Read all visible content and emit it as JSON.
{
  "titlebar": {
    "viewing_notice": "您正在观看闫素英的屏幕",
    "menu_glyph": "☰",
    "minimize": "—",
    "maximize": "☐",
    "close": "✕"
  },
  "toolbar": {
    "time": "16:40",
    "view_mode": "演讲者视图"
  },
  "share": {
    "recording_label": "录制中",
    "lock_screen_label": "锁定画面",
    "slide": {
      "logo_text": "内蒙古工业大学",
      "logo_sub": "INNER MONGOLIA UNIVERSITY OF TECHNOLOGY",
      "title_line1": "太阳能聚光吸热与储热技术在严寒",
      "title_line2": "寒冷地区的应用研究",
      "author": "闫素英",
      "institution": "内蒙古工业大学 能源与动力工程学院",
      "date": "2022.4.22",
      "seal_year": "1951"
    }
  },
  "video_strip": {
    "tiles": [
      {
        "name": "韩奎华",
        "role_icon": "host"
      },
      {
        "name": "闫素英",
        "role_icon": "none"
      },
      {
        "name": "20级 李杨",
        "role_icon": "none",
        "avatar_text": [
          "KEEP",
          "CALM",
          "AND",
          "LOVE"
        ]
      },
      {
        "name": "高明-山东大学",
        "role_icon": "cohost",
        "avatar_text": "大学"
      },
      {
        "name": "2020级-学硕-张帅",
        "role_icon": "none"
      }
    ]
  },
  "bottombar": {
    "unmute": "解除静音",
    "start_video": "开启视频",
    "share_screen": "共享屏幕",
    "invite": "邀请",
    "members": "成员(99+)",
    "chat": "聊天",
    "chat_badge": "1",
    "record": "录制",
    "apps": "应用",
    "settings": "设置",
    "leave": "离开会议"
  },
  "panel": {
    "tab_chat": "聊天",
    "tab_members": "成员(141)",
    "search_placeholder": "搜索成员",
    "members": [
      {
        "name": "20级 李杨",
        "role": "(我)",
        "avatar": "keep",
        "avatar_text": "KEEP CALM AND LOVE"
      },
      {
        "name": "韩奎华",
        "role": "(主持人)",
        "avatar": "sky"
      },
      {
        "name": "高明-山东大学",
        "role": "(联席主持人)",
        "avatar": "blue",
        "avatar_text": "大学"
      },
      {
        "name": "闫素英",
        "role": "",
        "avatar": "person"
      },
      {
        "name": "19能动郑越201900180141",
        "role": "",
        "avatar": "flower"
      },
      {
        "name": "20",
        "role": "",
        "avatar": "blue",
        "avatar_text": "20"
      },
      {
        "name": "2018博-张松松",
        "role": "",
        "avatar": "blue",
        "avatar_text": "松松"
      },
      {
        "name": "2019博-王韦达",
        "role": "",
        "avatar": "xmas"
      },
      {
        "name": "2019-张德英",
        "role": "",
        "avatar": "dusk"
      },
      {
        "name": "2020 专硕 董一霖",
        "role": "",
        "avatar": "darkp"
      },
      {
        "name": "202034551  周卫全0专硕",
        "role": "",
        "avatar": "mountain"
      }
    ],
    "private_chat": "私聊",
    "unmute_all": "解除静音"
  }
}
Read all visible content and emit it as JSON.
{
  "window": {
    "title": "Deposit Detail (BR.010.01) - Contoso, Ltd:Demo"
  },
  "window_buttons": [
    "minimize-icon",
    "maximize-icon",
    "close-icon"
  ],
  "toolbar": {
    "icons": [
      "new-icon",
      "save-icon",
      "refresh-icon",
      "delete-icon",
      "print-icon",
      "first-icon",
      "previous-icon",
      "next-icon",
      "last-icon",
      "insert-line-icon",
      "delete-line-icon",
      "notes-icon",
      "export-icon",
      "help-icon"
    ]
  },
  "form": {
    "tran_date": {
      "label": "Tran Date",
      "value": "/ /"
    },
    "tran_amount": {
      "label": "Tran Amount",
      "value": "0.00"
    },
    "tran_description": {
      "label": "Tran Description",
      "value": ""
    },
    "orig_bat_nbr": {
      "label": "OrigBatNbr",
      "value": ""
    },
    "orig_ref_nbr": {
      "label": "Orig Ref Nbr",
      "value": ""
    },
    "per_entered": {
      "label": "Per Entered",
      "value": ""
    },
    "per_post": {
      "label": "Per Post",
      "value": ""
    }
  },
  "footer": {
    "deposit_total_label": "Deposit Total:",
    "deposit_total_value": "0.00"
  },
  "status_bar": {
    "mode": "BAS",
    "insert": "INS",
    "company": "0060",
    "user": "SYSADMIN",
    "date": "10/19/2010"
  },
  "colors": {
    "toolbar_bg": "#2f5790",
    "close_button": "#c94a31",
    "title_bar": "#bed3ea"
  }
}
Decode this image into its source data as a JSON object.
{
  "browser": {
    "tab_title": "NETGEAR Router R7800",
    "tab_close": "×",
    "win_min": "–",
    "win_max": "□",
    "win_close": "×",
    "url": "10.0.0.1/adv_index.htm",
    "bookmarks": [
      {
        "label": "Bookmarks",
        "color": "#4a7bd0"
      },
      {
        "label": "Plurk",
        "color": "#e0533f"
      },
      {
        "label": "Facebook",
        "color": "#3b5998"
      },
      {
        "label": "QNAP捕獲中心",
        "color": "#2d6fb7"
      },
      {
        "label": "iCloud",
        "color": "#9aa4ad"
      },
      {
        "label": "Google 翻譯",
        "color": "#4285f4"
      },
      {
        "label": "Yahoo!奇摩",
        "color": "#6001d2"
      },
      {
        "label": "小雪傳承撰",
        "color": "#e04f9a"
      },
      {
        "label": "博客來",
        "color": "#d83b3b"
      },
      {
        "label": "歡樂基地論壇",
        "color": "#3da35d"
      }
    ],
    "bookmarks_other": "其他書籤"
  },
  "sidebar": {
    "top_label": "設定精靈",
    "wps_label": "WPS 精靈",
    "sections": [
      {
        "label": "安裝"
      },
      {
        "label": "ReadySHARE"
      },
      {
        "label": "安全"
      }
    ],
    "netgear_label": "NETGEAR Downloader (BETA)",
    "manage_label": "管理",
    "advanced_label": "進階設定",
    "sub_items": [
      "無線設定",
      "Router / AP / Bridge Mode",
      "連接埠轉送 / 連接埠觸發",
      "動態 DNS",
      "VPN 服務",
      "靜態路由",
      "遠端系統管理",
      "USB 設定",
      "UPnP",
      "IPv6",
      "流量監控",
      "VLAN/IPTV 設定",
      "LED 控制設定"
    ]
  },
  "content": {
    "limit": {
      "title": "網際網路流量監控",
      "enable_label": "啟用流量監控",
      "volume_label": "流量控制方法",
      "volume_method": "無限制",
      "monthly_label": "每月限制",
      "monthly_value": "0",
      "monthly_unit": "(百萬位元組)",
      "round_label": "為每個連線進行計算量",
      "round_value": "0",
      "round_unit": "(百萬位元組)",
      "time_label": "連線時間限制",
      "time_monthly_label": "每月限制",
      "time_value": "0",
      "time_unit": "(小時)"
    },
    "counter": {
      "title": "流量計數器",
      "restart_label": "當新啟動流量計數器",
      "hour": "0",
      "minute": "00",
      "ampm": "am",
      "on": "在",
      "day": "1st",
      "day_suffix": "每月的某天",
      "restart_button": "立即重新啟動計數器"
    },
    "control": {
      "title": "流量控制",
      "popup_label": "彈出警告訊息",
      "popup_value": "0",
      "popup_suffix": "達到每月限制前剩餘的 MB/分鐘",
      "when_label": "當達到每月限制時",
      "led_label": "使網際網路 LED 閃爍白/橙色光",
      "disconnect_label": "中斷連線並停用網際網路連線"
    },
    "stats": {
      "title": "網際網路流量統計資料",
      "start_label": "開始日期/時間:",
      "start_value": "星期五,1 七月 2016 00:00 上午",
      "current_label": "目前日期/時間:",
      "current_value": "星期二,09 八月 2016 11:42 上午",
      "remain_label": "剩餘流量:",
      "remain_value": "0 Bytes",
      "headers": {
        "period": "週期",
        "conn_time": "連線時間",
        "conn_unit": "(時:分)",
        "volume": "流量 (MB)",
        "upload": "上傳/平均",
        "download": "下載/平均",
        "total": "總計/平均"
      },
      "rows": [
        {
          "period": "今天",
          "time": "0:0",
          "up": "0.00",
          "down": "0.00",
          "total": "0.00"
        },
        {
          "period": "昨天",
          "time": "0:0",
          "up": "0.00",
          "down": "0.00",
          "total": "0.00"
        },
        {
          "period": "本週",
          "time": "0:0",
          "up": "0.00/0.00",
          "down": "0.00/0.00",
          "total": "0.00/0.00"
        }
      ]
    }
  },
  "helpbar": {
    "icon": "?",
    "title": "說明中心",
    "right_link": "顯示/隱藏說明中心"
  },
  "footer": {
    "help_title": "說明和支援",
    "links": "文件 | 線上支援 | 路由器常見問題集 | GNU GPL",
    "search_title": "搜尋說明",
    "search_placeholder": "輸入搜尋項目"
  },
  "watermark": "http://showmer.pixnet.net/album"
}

-=-=-=-=-

Aim: How many lines of the data hold the string "period"? Reply with the number alone.

Output for this exercise: 4